== Entries supplied ==

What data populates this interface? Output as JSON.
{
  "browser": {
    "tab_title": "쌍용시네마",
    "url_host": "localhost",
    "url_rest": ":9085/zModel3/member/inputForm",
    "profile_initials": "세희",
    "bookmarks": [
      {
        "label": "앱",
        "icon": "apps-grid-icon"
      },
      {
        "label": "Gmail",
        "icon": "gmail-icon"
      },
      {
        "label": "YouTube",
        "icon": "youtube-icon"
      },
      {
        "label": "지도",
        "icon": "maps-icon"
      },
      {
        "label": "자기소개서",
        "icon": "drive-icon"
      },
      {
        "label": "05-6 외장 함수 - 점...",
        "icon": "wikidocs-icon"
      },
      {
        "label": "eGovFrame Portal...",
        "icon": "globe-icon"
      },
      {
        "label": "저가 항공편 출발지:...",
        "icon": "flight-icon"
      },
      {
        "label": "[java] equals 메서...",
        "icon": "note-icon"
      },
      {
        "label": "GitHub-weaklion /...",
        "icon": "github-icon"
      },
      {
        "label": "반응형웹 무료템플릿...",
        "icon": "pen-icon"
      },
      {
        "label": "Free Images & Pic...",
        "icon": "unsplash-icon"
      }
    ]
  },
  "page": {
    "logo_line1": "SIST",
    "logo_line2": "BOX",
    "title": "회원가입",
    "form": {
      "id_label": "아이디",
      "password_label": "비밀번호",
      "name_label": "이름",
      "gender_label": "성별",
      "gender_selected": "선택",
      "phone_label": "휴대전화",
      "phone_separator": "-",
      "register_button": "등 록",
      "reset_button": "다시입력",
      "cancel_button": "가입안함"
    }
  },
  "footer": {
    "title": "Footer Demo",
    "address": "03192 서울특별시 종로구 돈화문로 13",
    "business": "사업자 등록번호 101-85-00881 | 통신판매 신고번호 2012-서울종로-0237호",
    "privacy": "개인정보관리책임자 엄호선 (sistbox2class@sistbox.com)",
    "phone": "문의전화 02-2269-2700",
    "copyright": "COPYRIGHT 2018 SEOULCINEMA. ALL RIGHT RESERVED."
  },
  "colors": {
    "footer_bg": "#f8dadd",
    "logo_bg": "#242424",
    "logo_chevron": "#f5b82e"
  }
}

== What you have to do ==
Look for the word "icon" in every line of the listing and copy the lines that have it.

== Exercise answer ==
        "icon": "apps-grid-icon"
        "icon": "gmail-icon"
        "icon": "youtube-icon"
        "icon": "maps-icon"
        "icon": "drive-icon"
        "icon": "wikidocs-icon"
        "icon": "globe-icon"
        "icon": "flight-icon"
        "icon": "note-icon"
        "icon": "github-icon"
        "icon": "pen-icon"
        "icon": "unsplash-icon"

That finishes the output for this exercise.